** START THE DATA **
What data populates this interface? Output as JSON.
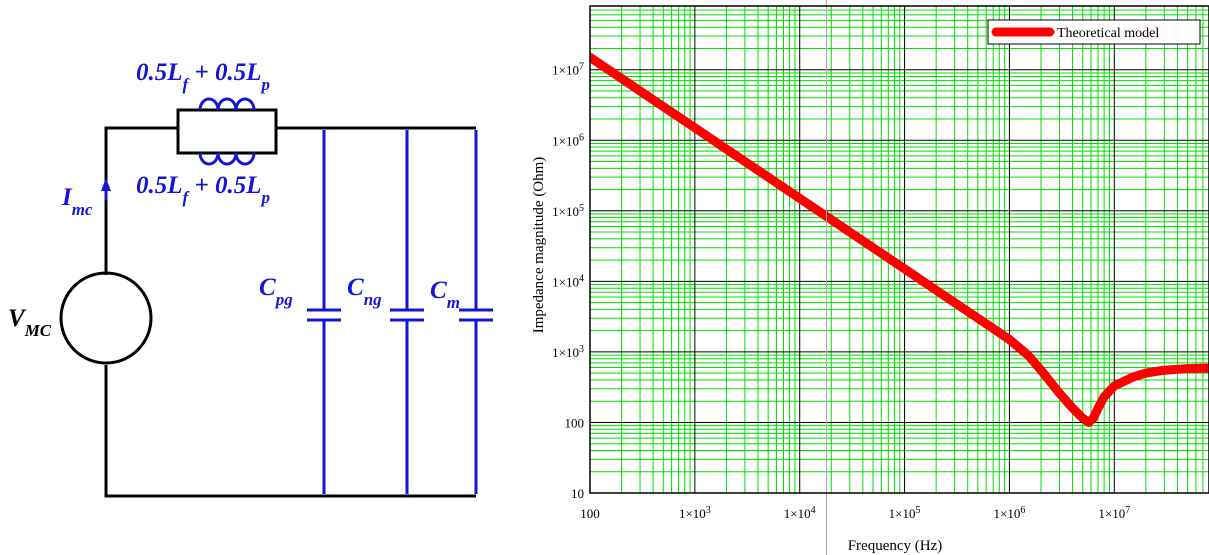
{
  "circuit": {
    "inductor_top_label": {
      "main": "0.5L",
      "sub1": "f",
      "mid": " + 0.5L",
      "sub2": "p"
    },
    "inductor_bottom_label": {
      "main": "0.5L",
      "sub1": "f",
      "mid": " + 0.5L",
      "sub2": "p"
    },
    "current_label": {
      "main": "I",
      "sub": "mc"
    },
    "source_label": {
      "main": "V",
      "sub": "MC"
    },
    "capacitors": [
      {
        "main": "C",
        "sub": "pg"
      },
      {
        "main": "C",
        "sub": "ng"
      },
      {
        "main": "C",
        "sub": "m"
      }
    ],
    "colors": {
      "wire": "#000000",
      "component": "#1515d8"
    }
  },
  "chart_data": {
    "type": "line",
    "xscale": "log",
    "yscale": "log",
    "xlim": [
      100,
      80000000
    ],
    "ylim": [
      10,
      80000000
    ],
    "xlabel": "Frequency (Hz)",
    "ylabel": "Impedance magnitude (Ohm)",
    "x_ticks": [
      {
        "value": 100,
        "base": "100",
        "exp": ""
      },
      {
        "value": 1000,
        "base": "1×10",
        "exp": "3"
      },
      {
        "value": 10000,
        "base": "1×10",
        "exp": "4"
      },
      {
        "value": 100000,
        "base": "1×10",
        "exp": "5"
      },
      {
        "value": 1000000,
        "base": "1×10",
        "exp": "6"
      },
      {
        "value": 10000000,
        "base": "1×10",
        "exp": "7"
      }
    ],
    "y_ticks": [
      {
        "value": 10,
        "base": "10",
        "exp": ""
      },
      {
        "value": 100,
        "base": "100",
        "exp": ""
      },
      {
        "value": 1000,
        "base": "1×10",
        "exp": "3"
      },
      {
        "value": 10000,
        "base": "1×10",
        "exp": "4"
      },
      {
        "value": 100000,
        "base": "1×10",
        "exp": "5"
      },
      {
        "value": 1000000,
        "base": "1×10",
        "exp": "6"
      },
      {
        "value": 10000000,
        "base": "1×10",
        "exp": "7"
      }
    ],
    "grid": true,
    "legend_position": "top-right",
    "series": [
      {
        "name": "Theoretical model",
        "color": "#ff0000",
        "x": [
          100,
          200,
          500,
          1000,
          2000,
          5000,
          10000,
          20000,
          50000,
          100000,
          200000,
          500000,
          1000000,
          1500000,
          2000000,
          3000000,
          4000000,
          5000000,
          5700000,
          6300000,
          7000000,
          8000000,
          10000000,
          15000000,
          20000000,
          30000000,
          50000000,
          80000000
        ],
        "y": [
          15000000,
          7500000,
          3000000,
          1500000,
          750000,
          300000,
          150000,
          75000,
          30000,
          15000,
          7500,
          3000,
          1500,
          900,
          550,
          260,
          160,
          115,
          100,
          115,
          160,
          230,
          330,
          440,
          500,
          550,
          580,
          590
        ]
      }
    ],
    "grid_colors": {
      "minor": "#00e000",
      "major": "#000000",
      "cursor": "#a9a9a9"
    },
    "cursor_x": 18000
  }
}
** END THE DATA **
The records above must be transcribed exactly. Pictures are left out of the copy.

### EXERCISE OUTPUT:
What data populates this interface? Output as JSON.
{
  "circuit": {
    "inductor_top_label": {
      "main": "0.5L",
      "sub1": "f",
      "mid": " + 0.5L",
      "sub2": "p"
    },
    "inductor_bottom_label": {
      "main": "0.5L",
      "sub1": "f",
      "mid": " + 0.5L",
      "sub2": "p"
    },
    "current_label": {
      "main": "I",
      "sub": "mc"
    },
    "source_label": {
      "main": "V",
      "sub": "MC"
    },
    "capacitors": [
      {
        "main": "C",
        "sub": "pg"
      },
      {
        "main": "C",
        "sub": "ng"
      },
      {
        "main": "C",
        "sub": "m"
      }
    ],
    "colors": {
      "wire": "#000000",
      "component": "#1515d8"
    }
  },
  "chart_data": {
    "type": "line",
    "xscale": "log",
    "yscale": "log",
    "xlim": [
      100,
      80000000
    ],
    "ylim": [
      10,
      80000000
    ],
    "xlabel": "Frequency (Hz)",
    "ylabel": "Impedance magnitude (Ohm)",
    "x_ticks": [
      {
        "value": 100,
        "base": "100",
        "exp": ""
      },
      {
        "value": 1000,
        "base": "1×10",
        "exp": "3"
      },
      {
        "value": 10000,
        "base": "1×10",
        "exp": "4"
      },
      {
        "value": 100000,
        "base": "1×10",
        "exp": "5"
      },
      {
        "value": 1000000,
        "base": "1×10",
        "exp": "6"
      },
      {
        "value": 10000000,
        "base": "1×10",
        "exp": "7"
      }
    ],
    "y_ticks": [
      {
        "value": 10,
        "base": "10",
        "exp": ""
      },
      {
        "value": 100,
        "base": "100",
        "exp": ""
      },
      {
        "value": 1000,
        "base": "1×10",
        "exp": "3"
      },
      {
        "value": 10000,
        "base": "1×10",
        "exp": "4"
      },
      {
        "value": 100000,
        "base": "1×10",
        "exp": "5"
      },
      {
        "value": 1000000,
        "base": "1×10",
        "exp": "6"
      },
      {
        "value": 10000000,
        "base": "1×10",
        "exp": "7"
      }
    ],
    "grid": true,
    "legend_position": "top-right",
    "series": [
      {
        "name": "Theoretical model",
        "color": "#ff0000",
        "x": [
          100,
          200,
          500,
          1000,
          2000,
          5000,
          10000,
          20000,
          50000,
          100000,
          200000,
          500000,
          1000000,
          1500000,
          2000000,
          3000000,
          4000000,
          5000000,
          5700000,
          6300000,
          7000000,
          8000000,
          10000000,
          15000000,
          20000000,
          30000000,
          50000000,
          80000000
        ],
        "y": [
          15000000,
          7500000,
          3000000,
          1500000,
          750000,
          300000,
          150000,
          75000,
          30000,
          15000,
          7500,
          3000,
          1500,
          900,
          550,
          260,
          160,
          115,
          100,
          115,
          160,
          230,
          330,
          440,
          500,
          550,
          580,
          590
        ]
      }
    ],
    "grid_colors": {
      "minor": "#00e000",
      "major": "#000000",
      "cursor": "#a9a9a9"
    },
    "cursor_x": 18000
  }
}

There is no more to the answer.